== Requirement ==
Lines that hold the word "deter" should be located and copied.

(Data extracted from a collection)
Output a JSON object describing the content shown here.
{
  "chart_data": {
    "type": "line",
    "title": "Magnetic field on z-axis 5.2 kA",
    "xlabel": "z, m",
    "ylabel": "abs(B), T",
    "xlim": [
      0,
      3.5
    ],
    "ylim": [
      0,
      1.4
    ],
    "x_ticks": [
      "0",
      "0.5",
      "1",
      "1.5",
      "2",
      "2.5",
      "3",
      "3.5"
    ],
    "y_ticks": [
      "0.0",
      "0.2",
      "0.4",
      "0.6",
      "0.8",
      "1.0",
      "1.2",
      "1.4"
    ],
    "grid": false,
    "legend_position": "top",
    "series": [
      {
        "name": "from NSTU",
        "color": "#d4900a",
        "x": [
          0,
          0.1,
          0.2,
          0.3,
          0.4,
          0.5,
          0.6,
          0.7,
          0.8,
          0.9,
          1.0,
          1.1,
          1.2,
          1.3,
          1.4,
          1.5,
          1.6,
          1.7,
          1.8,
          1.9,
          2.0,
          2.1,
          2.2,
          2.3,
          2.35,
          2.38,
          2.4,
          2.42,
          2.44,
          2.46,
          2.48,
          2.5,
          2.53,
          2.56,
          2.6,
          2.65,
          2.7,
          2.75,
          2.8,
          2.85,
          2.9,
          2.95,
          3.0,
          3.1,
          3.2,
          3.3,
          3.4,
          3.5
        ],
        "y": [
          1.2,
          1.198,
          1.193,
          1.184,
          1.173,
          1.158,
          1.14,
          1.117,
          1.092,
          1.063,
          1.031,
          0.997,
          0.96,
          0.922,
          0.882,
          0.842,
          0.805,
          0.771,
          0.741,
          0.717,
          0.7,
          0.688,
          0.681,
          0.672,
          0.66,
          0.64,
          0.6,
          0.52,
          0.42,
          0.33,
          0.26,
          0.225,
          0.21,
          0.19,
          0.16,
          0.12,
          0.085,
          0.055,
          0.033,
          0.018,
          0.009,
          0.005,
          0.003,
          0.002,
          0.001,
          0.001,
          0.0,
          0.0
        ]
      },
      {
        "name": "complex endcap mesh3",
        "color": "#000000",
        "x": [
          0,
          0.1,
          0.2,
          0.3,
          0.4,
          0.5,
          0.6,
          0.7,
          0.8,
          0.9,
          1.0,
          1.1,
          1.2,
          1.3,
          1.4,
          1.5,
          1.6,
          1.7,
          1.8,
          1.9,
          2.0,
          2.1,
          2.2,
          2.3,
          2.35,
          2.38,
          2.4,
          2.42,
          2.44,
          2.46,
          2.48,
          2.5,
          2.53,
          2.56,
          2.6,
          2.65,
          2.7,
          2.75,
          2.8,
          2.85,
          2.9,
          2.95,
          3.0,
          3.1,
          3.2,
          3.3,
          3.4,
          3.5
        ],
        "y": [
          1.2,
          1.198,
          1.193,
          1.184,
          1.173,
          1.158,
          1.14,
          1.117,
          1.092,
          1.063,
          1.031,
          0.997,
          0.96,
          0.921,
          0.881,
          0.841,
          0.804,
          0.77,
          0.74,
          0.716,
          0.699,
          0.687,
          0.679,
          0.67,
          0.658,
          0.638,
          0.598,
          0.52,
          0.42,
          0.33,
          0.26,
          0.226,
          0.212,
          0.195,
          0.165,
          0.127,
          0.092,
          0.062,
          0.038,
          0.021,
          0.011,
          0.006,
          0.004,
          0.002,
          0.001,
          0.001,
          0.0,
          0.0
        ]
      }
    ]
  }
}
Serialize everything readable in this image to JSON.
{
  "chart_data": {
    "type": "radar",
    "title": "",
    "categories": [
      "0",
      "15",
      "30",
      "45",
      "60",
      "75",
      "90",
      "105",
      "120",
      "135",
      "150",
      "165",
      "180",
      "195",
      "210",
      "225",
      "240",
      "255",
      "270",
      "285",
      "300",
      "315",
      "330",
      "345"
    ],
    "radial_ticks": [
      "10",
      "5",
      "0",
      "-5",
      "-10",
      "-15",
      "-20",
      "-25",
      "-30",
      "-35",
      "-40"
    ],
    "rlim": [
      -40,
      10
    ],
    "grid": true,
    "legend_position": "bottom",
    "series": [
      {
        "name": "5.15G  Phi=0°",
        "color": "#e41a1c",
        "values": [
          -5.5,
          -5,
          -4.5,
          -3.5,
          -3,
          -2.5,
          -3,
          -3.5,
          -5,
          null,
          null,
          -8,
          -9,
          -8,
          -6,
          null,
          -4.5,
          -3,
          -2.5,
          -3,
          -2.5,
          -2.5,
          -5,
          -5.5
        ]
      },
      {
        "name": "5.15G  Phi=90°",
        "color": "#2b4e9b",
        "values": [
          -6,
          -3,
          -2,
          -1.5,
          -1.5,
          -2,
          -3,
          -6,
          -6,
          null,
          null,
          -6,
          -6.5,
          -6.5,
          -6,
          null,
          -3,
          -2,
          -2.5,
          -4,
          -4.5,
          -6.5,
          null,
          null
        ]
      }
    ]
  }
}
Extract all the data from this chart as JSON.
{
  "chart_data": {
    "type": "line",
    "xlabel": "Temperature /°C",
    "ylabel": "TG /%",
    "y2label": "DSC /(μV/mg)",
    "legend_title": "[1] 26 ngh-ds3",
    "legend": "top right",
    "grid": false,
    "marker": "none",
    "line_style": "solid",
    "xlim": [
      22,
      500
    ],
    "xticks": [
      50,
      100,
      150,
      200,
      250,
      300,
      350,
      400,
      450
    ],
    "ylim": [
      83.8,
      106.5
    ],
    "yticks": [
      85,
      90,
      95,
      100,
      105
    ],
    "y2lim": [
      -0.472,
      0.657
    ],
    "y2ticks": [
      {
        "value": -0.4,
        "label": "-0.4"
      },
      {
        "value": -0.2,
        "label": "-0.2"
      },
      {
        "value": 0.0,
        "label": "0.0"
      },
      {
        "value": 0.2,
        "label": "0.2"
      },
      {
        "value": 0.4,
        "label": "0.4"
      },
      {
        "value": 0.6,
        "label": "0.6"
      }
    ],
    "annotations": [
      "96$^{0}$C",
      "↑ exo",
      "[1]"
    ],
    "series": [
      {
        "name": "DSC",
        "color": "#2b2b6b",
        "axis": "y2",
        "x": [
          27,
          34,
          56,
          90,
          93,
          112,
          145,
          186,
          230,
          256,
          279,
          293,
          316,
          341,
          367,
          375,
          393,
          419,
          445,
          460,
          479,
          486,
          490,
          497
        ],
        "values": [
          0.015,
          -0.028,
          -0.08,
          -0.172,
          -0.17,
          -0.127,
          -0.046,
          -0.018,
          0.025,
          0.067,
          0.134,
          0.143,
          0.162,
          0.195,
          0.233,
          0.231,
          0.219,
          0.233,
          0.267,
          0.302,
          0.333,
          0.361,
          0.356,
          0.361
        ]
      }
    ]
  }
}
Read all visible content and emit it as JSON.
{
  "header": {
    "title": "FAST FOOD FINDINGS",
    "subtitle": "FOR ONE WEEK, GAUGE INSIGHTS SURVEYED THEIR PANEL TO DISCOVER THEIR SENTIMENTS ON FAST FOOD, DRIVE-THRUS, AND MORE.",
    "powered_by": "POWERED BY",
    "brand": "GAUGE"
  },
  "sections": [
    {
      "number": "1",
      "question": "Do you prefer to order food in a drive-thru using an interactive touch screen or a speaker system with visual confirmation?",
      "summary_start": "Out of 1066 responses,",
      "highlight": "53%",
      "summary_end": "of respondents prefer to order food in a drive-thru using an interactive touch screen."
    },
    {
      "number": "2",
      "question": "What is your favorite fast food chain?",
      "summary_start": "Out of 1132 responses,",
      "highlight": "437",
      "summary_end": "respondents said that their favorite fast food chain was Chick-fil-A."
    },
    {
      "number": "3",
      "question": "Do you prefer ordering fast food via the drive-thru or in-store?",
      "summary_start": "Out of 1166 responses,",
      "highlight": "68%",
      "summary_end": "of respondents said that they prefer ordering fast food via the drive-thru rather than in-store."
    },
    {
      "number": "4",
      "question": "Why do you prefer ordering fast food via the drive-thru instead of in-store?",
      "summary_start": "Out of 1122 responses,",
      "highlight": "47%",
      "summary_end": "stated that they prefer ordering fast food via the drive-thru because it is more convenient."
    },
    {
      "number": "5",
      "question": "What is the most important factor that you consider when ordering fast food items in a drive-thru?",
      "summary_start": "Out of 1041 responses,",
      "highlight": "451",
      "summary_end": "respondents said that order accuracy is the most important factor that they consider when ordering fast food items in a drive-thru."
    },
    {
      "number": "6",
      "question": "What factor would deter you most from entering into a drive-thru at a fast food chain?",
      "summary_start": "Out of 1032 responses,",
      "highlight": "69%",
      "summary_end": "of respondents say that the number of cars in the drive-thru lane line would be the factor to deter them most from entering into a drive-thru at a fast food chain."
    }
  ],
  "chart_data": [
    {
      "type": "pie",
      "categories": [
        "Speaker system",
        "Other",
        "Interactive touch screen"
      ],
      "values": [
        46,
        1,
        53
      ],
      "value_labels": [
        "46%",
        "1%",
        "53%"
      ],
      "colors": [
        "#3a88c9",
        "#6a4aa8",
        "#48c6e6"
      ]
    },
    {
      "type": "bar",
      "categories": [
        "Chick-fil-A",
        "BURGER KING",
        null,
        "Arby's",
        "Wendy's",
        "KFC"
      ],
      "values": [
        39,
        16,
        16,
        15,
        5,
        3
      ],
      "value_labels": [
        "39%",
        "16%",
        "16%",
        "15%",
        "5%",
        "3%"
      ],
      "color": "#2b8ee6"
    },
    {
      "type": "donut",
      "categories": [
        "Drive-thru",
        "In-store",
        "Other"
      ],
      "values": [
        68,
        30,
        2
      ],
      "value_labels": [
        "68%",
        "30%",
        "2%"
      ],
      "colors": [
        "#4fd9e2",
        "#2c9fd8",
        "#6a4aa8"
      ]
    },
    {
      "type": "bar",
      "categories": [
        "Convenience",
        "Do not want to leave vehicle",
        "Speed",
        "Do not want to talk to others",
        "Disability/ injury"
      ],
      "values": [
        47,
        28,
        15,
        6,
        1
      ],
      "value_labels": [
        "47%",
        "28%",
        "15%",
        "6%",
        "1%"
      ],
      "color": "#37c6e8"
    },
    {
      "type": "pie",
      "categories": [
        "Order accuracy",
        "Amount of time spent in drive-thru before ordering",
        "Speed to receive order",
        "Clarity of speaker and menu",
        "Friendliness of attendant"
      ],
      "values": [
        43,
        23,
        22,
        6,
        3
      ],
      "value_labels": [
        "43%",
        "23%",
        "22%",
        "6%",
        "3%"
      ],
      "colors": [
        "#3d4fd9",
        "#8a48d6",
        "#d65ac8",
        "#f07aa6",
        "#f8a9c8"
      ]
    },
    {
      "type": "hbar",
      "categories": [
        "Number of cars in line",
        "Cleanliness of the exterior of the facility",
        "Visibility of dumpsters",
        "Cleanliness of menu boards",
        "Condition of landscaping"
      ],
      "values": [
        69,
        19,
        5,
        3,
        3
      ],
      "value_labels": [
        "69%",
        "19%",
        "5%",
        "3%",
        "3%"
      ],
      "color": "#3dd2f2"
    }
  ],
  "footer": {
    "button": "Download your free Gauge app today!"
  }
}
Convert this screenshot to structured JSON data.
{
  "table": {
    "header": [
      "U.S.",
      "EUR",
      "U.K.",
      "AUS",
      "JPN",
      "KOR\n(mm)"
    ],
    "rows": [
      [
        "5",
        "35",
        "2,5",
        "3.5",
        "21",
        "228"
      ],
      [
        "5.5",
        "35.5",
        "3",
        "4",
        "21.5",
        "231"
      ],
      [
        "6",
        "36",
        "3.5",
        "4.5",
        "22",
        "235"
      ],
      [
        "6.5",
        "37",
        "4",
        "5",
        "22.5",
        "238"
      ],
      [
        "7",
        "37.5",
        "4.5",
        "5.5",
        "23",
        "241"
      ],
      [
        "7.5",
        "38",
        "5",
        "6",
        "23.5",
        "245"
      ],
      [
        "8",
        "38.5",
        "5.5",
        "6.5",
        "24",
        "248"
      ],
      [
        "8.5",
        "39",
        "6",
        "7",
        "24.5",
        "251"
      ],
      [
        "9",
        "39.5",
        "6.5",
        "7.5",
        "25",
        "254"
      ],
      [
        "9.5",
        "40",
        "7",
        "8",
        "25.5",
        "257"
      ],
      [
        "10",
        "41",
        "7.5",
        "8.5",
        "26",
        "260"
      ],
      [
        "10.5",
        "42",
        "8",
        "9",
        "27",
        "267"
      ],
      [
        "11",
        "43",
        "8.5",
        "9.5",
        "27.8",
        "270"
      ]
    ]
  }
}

== Result for this task ==
      "question": "What factor would deter you most from entering into a drive-thru at a fast food chain?",
      "summary_end": "of respondents say that the number of cars in the drive-thru lane line would be the factor to deter them most from entering into a drive-thru at a fast food chain."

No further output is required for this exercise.